Given exercise
Find the lines that hold the word "Altruism" and return them.

Begin Data shown

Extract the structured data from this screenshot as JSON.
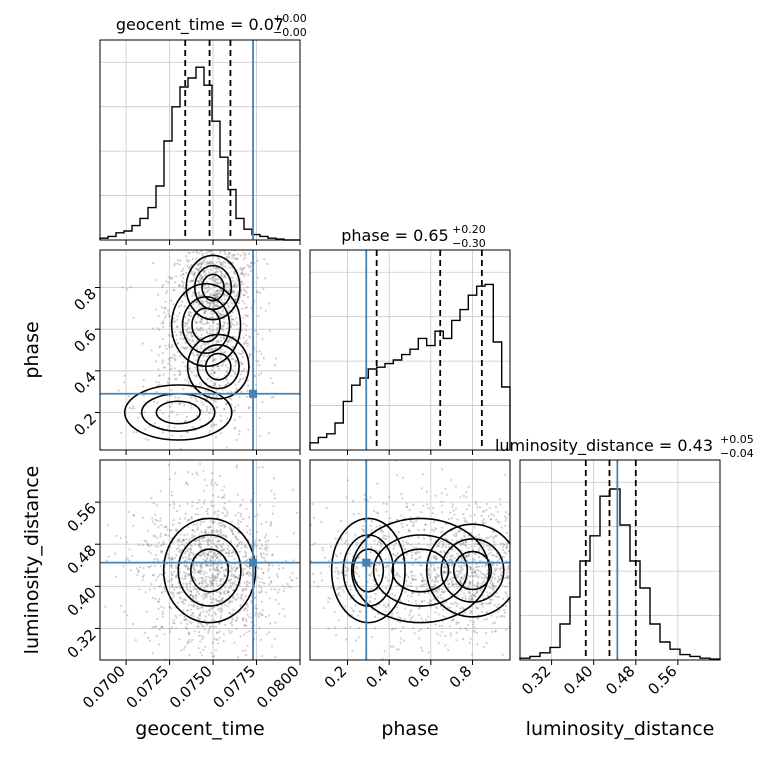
{
  "chart_data": {
    "type": "corner",
    "parameters": [
      "geocent_time",
      "phase",
      "luminosity_distance"
    ],
    "truth": {
      "geocent_time": 0.0773,
      "phase": 0.29,
      "luminosity_distance": 0.445
    },
    "truth_color": "#4682b4",
    "titles": [
      {
        "lhs": "geocent_time = 0.07",
        "sup": "+0.00",
        "sub": "−0.00"
      },
      {
        "lhs": "phase = 0.65",
        "sup": "+0.20",
        "sub": "−0.30"
      },
      {
        "lhs": "luminosity_distance = 0.43",
        "sup": "+0.05",
        "sub": "−0.04"
      }
    ],
    "quantiles": {
      "geocent_time": [
        0.0734,
        0.0748,
        0.076
      ],
      "phase": [
        0.34,
        0.645,
        0.845
      ],
      "luminosity_distance": [
        0.385,
        0.43,
        0.48
      ]
    },
    "axes": {
      "geocent_time": {
        "range": [
          0.0685,
          0.08
        ],
        "ticks": [
          0.07,
          0.0725,
          0.075,
          0.0775,
          0.08
        ],
        "tick_labels": [
          "0.0700",
          "0.0725",
          "0.0750",
          "0.0775",
          "0.0800"
        ]
      },
      "phase": {
        "range": [
          0.02,
          0.98
        ],
        "ticks": [
          0.2,
          0.4,
          0.6,
          0.8
        ],
        "tick_labels": [
          "0.2",
          "0.4",
          "0.6",
          "0.8"
        ]
      },
      "luminosity_distance": {
        "range": [
          0.26,
          0.64
        ],
        "ticks": [
          0.32,
          0.4,
          0.48,
          0.56
        ],
        "tick_labels": [
          "0.32",
          "0.40",
          "0.48",
          "0.56"
        ]
      }
    },
    "histograms": {
      "geocent_time": [
        0.01,
        0.02,
        0.04,
        0.05,
        0.08,
        0.12,
        0.18,
        0.3,
        0.55,
        0.74,
        0.85,
        0.9,
        0.96,
        0.86,
        0.66,
        0.46,
        0.28,
        0.12,
        0.06,
        0.03,
        0.02,
        0.01,
        0.005,
        0,
        0
      ],
      "phase": [
        0.04,
        0.07,
        0.09,
        0.15,
        0.27,
        0.36,
        0.4,
        0.45,
        0.46,
        0.48,
        0.5,
        0.53,
        0.56,
        0.62,
        0.58,
        0.66,
        0.62,
        0.72,
        0.78,
        0.86,
        0.91,
        0.92,
        0.6,
        0.35
      ],
      "luminosity_distance": [
        0.01,
        0.02,
        0.04,
        0.07,
        0.2,
        0.35,
        0.55,
        0.69,
        0.91,
        0.95,
        0.75,
        0.55,
        0.4,
        0.2,
        0.1,
        0.06,
        0.03,
        0.02,
        0.01,
        0.005
      ]
    },
    "hist_ymax": {
      "geocent_time": 1.0,
      "phase": 1.0,
      "luminosity_distance": 1.0
    },
    "grid": true,
    "line_color": "#000000"
  }
}
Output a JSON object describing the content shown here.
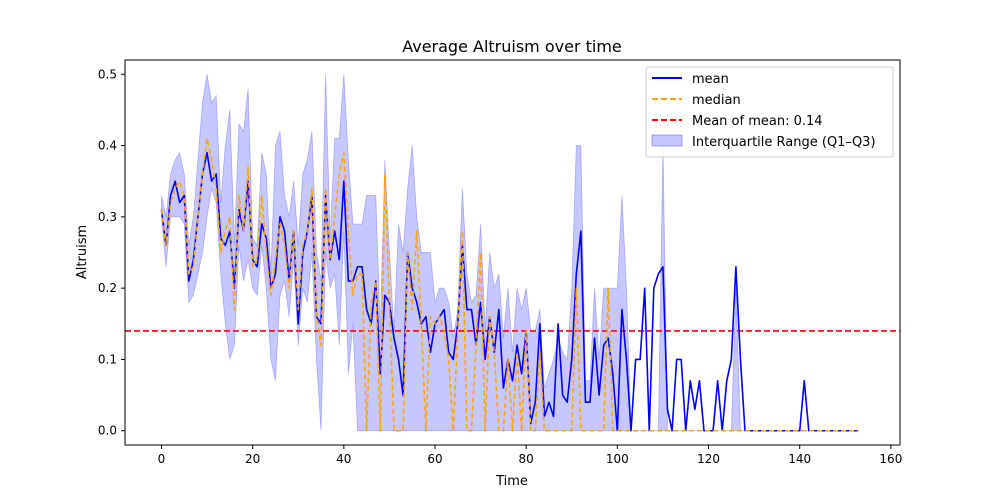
{
  "chart_data": {
    "type": "line",
    "title": "Average Altruism over time",
    "xlabel": "Time",
    "ylabel": "Altruism",
    "xlim": [
      -8,
      162
    ],
    "ylim": [
      -0.02,
      0.52
    ],
    "xticks": [
      0,
      20,
      40,
      60,
      80,
      100,
      120,
      140,
      160
    ],
    "yticks": [
      0.0,
      0.1,
      0.2,
      0.3,
      0.4,
      0.5
    ],
    "xtick_labels": [
      "0",
      "20",
      "40",
      "60",
      "80",
      "100",
      "120",
      "140",
      "160"
    ],
    "ytick_labels": [
      "0.0",
      "0.1",
      "0.2",
      "0.3",
      "0.4",
      "0.5"
    ],
    "grid": false,
    "legend_position": "top-right",
    "x": [
      0,
      1,
      2,
      3,
      4,
      5,
      6,
      7,
      8,
      9,
      10,
      11,
      12,
      13,
      14,
      15,
      16,
      17,
      18,
      19,
      20,
      21,
      22,
      23,
      24,
      25,
      26,
      27,
      28,
      29,
      30,
      31,
      32,
      33,
      34,
      35,
      36,
      37,
      38,
      39,
      40,
      41,
      42,
      43,
      44,
      45,
      46,
      47,
      48,
      49,
      50,
      51,
      52,
      53,
      54,
      55,
      56,
      57,
      58,
      59,
      60,
      61,
      62,
      63,
      64,
      65,
      66,
      67,
      68,
      69,
      70,
      71,
      72,
      73,
      74,
      75,
      76,
      77,
      78,
      79,
      80,
      81,
      82,
      83,
      84,
      85,
      86,
      87,
      88,
      89,
      90,
      91,
      92,
      93,
      94,
      95,
      96,
      97,
      98,
      99,
      100,
      101,
      102,
      103,
      104,
      105,
      106,
      107,
      108,
      109,
      110,
      111,
      112,
      113,
      114,
      115,
      116,
      117,
      118,
      119,
      120,
      121,
      122,
      123,
      124,
      125,
      126,
      127,
      128,
      129,
      130,
      131,
      132,
      133,
      134,
      135,
      136,
      137,
      138,
      139,
      140,
      141,
      142,
      143,
      144,
      145,
      146,
      147,
      148,
      149,
      150,
      151,
      152,
      153
    ],
    "series": [
      {
        "name": "mean",
        "style": "solid",
        "color": "#0000ff",
        "values": [
          0.31,
          0.26,
          0.33,
          0.35,
          0.32,
          0.33,
          0.21,
          0.24,
          0.3,
          0.36,
          0.39,
          0.35,
          0.36,
          0.27,
          0.26,
          0.28,
          0.2,
          0.31,
          0.28,
          0.35,
          0.24,
          0.23,
          0.29,
          0.27,
          0.2,
          0.22,
          0.3,
          0.28,
          0.21,
          0.28,
          0.15,
          0.25,
          0.28,
          0.33,
          0.16,
          0.15,
          0.33,
          0.24,
          0.28,
          0.24,
          0.35,
          0.21,
          0.21,
          0.23,
          0.23,
          0.17,
          0.15,
          0.21,
          0.08,
          0.19,
          0.18,
          0.13,
          0.1,
          0.05,
          0.25,
          0.2,
          0.18,
          0.15,
          0.16,
          0.11,
          0.15,
          0.16,
          0.17,
          0.11,
          0.1,
          0.15,
          0.26,
          0.17,
          0.17,
          0.12,
          0.18,
          0.1,
          0.16,
          0.11,
          0.17,
          0.06,
          0.1,
          0.07,
          0.12,
          0.08,
          0.14,
          0.01,
          0.04,
          0.15,
          0.02,
          0.04,
          0.02,
          0.15,
          0.05,
          0.04,
          0.1,
          0.22,
          0.28,
          0.04,
          0.04,
          0.13,
          0.05,
          0.12,
          0.13,
          0.08,
          0.0,
          0.17,
          0.1,
          0.0,
          0.1,
          0.1,
          0.2,
          0.0,
          0.2,
          0.22,
          0.23,
          0.03,
          0.0,
          0.1,
          0.1,
          0.0,
          0.07,
          0.03,
          0.07,
          0.0,
          0.0,
          0.0,
          0.07,
          0.0,
          0.07,
          0.1,
          0.23,
          0.1,
          0.0,
          0.0,
          0.0,
          0.0,
          0.0,
          0.0,
          0.0,
          0.0,
          0.0,
          0.0,
          0.0,
          0.0,
          0.0,
          0.07,
          0.0,
          0.0,
          0.0,
          0.0,
          0.0,
          0.0,
          0.0,
          0.0,
          0.0,
          0.0,
          0.0,
          0.0
        ]
      },
      {
        "name": "median",
        "style": "dashed",
        "color": "#ffa500",
        "values": [
          0.31,
          0.26,
          0.32,
          0.34,
          0.35,
          0.33,
          0.22,
          0.23,
          0.3,
          0.36,
          0.41,
          0.38,
          0.34,
          0.25,
          0.28,
          0.3,
          0.17,
          0.33,
          0.28,
          0.37,
          0.23,
          0.24,
          0.33,
          0.25,
          0.19,
          0.24,
          0.29,
          0.26,
          0.2,
          0.28,
          0.17,
          0.26,
          0.28,
          0.34,
          0.16,
          0.12,
          0.34,
          0.24,
          0.3,
          0.36,
          0.39,
          0.28,
          0.19,
          0.22,
          0.22,
          0.0,
          0.18,
          0.21,
          0.0,
          0.36,
          0.18,
          0.0,
          0.0,
          0.0,
          0.25,
          0.17,
          0.28,
          0.15,
          0.0,
          0.16,
          0.15,
          0.16,
          0.14,
          0.1,
          0.0,
          0.14,
          0.28,
          0.0,
          0.0,
          0.12,
          0.25,
          0.0,
          0.16,
          0.11,
          0.0,
          0.0,
          0.1,
          0.0,
          0.11,
          0.0,
          0.14,
          0.0,
          0.0,
          0.11,
          0.0,
          0.0,
          0.0,
          0.0,
          0.0,
          0.0,
          0.0,
          0.2,
          0.0,
          0.0,
          0.0,
          0.0,
          0.0,
          0.0,
          0.2,
          0.0,
          0.0,
          0.0,
          0.0,
          0.0,
          0.0,
          0.0,
          0.0,
          0.0,
          0.0,
          0.0,
          0.0,
          0.0,
          0.0,
          0.0,
          0.0,
          0.0,
          0.0,
          0.0,
          0.0,
          0.0,
          0.0,
          0.0,
          0.0,
          0.0,
          0.0,
          0.0,
          0.0,
          0.0,
          0.0,
          0.0,
          0.0,
          0.0,
          0.0,
          0.0,
          0.0,
          0.0,
          0.0,
          0.0,
          0.0,
          0.0,
          0.0,
          0.0,
          0.0,
          0.0,
          0.0,
          0.0,
          0.0,
          0.0,
          0.0,
          0.0,
          0.0,
          0.0,
          0.0,
          0.0
        ]
      }
    ],
    "band": {
      "name": "Interquartile Range (Q1–Q3)",
      "color": "#0000ff",
      "opacity": 0.22,
      "q1": [
        0.3,
        0.23,
        0.3,
        0.3,
        0.3,
        0.29,
        0.18,
        0.19,
        0.22,
        0.25,
        0.3,
        0.34,
        0.32,
        0.22,
        0.15,
        0.1,
        0.12,
        0.26,
        0.21,
        0.24,
        0.2,
        0.19,
        0.26,
        0.2,
        0.1,
        0.07,
        0.19,
        0.21,
        0.16,
        0.24,
        0.12,
        0.2,
        0.18,
        0.25,
        0.1,
        0.0,
        0.25,
        0.2,
        0.22,
        0.12,
        0.28,
        0.08,
        0.15,
        0.0,
        0.0,
        0.0,
        0.0,
        0.0,
        0.0,
        0.0,
        0.0,
        0.0,
        0.0,
        0.0,
        0.0,
        0.0,
        0.0,
        0.0,
        0.0,
        0.0,
        0.0,
        0.0,
        0.0,
        0.0,
        0.0,
        0.0,
        0.0,
        0.0,
        0.0,
        0.0,
        0.0,
        0.0,
        0.0,
        0.0,
        0.0,
        0.0,
        0.0,
        0.0,
        0.0,
        0.0,
        0.0,
        0.0,
        0.0,
        0.0,
        0.0,
        0.0,
        0.0,
        0.0,
        0.0,
        0.0,
        0.0,
        0.0,
        0.0,
        0.0,
        0.0,
        0.0,
        0.0,
        0.0,
        0.0,
        0.0,
        0.0,
        0.0,
        0.0,
        0.0,
        0.0,
        0.0,
        0.0,
        0.0,
        0.0,
        0.0,
        0.0,
        0.0,
        0.0,
        0.0,
        0.0,
        0.0,
        0.0,
        0.0,
        0.0,
        0.0,
        0.0,
        0.0,
        0.0,
        0.0,
        0.0,
        0.0,
        0.0,
        0.0,
        0.0,
        0.0,
        0.0,
        0.0,
        0.0,
        0.0,
        0.0,
        0.0,
        0.0,
        0.0,
        0.0,
        0.0,
        0.0,
        0.0,
        0.0,
        0.0,
        0.0,
        0.0,
        0.0,
        0.0,
        0.0,
        0.0,
        0.0,
        0.0,
        0.0,
        0.0
      ],
      "q3": [
        0.33,
        0.3,
        0.36,
        0.38,
        0.39,
        0.36,
        0.26,
        0.3,
        0.38,
        0.46,
        0.5,
        0.46,
        0.47,
        0.32,
        0.4,
        0.45,
        0.26,
        0.43,
        0.42,
        0.48,
        0.27,
        0.26,
        0.39,
        0.36,
        0.22,
        0.4,
        0.42,
        0.33,
        0.3,
        0.35,
        0.26,
        0.36,
        0.38,
        0.42,
        0.25,
        0.21,
        0.5,
        0.27,
        0.41,
        0.41,
        0.5,
        0.38,
        0.29,
        0.29,
        0.29,
        0.33,
        0.33,
        0.33,
        0.14,
        0.38,
        0.25,
        0.14,
        0.29,
        0.25,
        0.34,
        0.4,
        0.3,
        0.25,
        0.25,
        0.25,
        0.18,
        0.2,
        0.2,
        0.18,
        0.13,
        0.17,
        0.34,
        0.22,
        0.18,
        0.19,
        0.29,
        0.14,
        0.25,
        0.2,
        0.22,
        0.13,
        0.2,
        0.11,
        0.2,
        0.17,
        0.2,
        0.14,
        0.14,
        0.17,
        0.06,
        0.08,
        0.1,
        0.13,
        0.11,
        0.1,
        0.2,
        0.4,
        0.4,
        0.07,
        0.07,
        0.2,
        0.1,
        0.2,
        0.2,
        0.2,
        0.2,
        0.33,
        0.2,
        0.0,
        0.0,
        0.0,
        0.0,
        0.0,
        0.0,
        0.0,
        0.4,
        0.0,
        0.0,
        0.0,
        0.0,
        0.0,
        0.0,
        0.0,
        0.0,
        0.0,
        0.0,
        0.0,
        0.0,
        0.0,
        0.0,
        0.0,
        0.2,
        0.0,
        0.0,
        0.0,
        0.0,
        0.0,
        0.0,
        0.0,
        0.0,
        0.0,
        0.0,
        0.0,
        0.0,
        0.0,
        0.0,
        0.0,
        0.0,
        0.0,
        0.0,
        0.0,
        0.0,
        0.0,
        0.0,
        0.0,
        0.0,
        0.0,
        0.0,
        0.0
      ]
    },
    "reference_line": {
      "name": "Mean of mean: 0.14",
      "value": 0.14,
      "color": "#ff0000",
      "style": "dashed"
    }
  }
}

End Data shown

Exercise answer
    "title": "Average Altruism over time",
    "ylabel": "Altruism",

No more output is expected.